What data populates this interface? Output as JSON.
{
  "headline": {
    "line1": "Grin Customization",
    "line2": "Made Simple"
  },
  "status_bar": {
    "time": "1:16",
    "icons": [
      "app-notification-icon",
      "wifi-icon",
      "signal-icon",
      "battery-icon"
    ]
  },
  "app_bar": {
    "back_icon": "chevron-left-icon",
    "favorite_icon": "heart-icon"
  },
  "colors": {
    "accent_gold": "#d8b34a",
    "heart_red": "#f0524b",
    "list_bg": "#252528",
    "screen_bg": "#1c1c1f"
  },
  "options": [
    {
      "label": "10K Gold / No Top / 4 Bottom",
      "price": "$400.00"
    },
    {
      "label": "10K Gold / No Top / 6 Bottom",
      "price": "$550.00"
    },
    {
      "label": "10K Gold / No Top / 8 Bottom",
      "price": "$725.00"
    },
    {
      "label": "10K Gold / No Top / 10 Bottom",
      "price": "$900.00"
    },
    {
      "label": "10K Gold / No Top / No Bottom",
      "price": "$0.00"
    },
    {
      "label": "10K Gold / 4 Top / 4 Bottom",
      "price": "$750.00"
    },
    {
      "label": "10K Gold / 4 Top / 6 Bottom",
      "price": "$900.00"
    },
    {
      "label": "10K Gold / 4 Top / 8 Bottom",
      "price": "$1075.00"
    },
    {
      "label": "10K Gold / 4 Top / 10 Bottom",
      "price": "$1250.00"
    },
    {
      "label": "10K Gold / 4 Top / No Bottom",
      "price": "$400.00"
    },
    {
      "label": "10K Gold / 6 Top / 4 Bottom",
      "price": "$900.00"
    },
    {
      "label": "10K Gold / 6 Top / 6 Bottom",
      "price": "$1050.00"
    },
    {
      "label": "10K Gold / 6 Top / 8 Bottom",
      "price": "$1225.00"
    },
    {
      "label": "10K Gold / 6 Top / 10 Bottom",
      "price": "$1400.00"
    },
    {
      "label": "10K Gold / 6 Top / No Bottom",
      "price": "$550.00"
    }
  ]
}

■ ■ ■

▸ **WRITTEN TASK**:
Each line of the listing should be copied exactly.

▸ **RESULT**:
What data populates this interface? Output as JSON.
{
  "headline": {
    "line1": "Grin Customization",
    "line2": "Made Simple"
  },
  "status_bar": {
    "time": "1:16",
    "icons": [
      "app-notification-icon",
      "wifi-icon",
      "signal-icon",
      "battery-icon"
    ]
  },
  "app_bar": {
    "back_icon": "chevron-left-icon",
    "favorite_icon": "heart-icon"
  },
  "colors": {
    "accent_gold": "#d8b34a",
    "heart_red": "#f0524b",
    "list_bg": "#252528",
    "screen_bg": "#1c1c1f"
  },
  "options": [
    {
      "label": "10K Gold / No Top / 4 Bottom",
      "price": "$400.00"
    },
    {
      "label": "10K Gold / No Top / 6 Bottom",
      "price": "$550.00"
    },
    {
      "label": "10K Gold / No Top / 8 Bottom",
      "price": "$725.00"
    },
    {
      "label": "10K Gold / No Top / 10 Bottom",
      "price": "$900.00"
    },
    {
      "label": "10K Gold / No Top / No Bottom",
      "price": "$0.00"
    },
    {
      "label": "10K Gold / 4 Top / 4 Bottom",
      "price": "$750.00"
    },
    {
      "label": "10K Gold / 4 Top / 6 Bottom",
      "price": "$900.00"
    },
    {
      "label": "10K Gold / 4 Top / 8 Bottom",
      "price": "$1075.00"
    },
    {
      "label": "10K Gold / 4 Top / 10 Bottom",
      "price": "$1250.00"
    },
    {
      "label": "10K Gold / 4 Top / No Bottom",
      "price": "$400.00"
    },
    {
      "label": "10K Gold / 6 Top / 4 Bottom",
      "price": "$900.00"
    },
    {
      "label": "10K Gold / 6 Top / 6 Bottom",
      "price": "$1050.00"
    },
    {
      "label": "10K Gold / 6 Top / 8 Bottom",
      "price": "$1225.00"
    },
    {
      "label": "10K Gold / 6 Top / 10 Bottom",
      "price": "$1400.00"
    },
    {
      "label": "10K Gold / 6 Top / No Bottom",
      "price": "$550.00"
    }
  ]
}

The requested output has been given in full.